**WHAT THE TASK REQUIRES**:
Report how many lines in the records hold the string "pouco"; give the number and nothing else.

Stored items from a collection:
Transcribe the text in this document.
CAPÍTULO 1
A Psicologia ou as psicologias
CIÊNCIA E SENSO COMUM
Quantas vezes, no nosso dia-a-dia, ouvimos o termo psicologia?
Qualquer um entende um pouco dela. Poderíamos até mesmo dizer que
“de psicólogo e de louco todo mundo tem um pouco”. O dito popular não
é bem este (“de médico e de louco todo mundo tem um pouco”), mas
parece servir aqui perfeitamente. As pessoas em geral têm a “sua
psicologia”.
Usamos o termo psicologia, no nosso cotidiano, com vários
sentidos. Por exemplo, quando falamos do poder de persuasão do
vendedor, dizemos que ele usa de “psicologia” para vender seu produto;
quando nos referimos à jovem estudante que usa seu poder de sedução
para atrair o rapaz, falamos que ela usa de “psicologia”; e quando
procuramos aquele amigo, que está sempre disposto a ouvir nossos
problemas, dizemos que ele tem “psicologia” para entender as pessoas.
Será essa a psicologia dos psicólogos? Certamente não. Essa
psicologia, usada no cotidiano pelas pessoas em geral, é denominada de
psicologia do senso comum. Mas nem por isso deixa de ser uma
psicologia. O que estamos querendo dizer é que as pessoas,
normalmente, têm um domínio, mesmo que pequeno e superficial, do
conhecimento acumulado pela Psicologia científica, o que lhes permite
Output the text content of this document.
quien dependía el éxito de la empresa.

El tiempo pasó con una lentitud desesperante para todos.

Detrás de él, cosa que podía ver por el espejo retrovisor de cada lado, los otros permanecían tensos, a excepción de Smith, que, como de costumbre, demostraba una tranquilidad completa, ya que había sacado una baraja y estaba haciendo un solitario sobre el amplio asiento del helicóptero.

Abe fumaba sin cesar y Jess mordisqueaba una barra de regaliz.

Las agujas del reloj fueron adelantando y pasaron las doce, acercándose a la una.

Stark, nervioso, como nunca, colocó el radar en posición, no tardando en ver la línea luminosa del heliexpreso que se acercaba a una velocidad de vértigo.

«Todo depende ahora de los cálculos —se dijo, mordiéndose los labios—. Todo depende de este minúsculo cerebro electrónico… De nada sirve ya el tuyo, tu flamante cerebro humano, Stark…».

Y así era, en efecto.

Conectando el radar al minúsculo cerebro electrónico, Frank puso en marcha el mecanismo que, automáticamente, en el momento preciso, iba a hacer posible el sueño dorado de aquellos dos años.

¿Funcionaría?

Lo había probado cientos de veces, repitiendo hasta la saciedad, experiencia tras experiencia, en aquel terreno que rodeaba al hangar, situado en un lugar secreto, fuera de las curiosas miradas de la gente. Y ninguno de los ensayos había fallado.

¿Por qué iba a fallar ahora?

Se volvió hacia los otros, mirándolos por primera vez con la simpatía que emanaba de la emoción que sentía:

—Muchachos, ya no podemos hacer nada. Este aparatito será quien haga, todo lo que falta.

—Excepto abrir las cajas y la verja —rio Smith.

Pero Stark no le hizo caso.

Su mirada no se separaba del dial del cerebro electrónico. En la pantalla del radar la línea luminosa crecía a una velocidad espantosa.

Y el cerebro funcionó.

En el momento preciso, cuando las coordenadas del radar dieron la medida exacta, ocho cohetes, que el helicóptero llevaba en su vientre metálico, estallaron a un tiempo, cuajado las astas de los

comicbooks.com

**TASK RESULT**:
3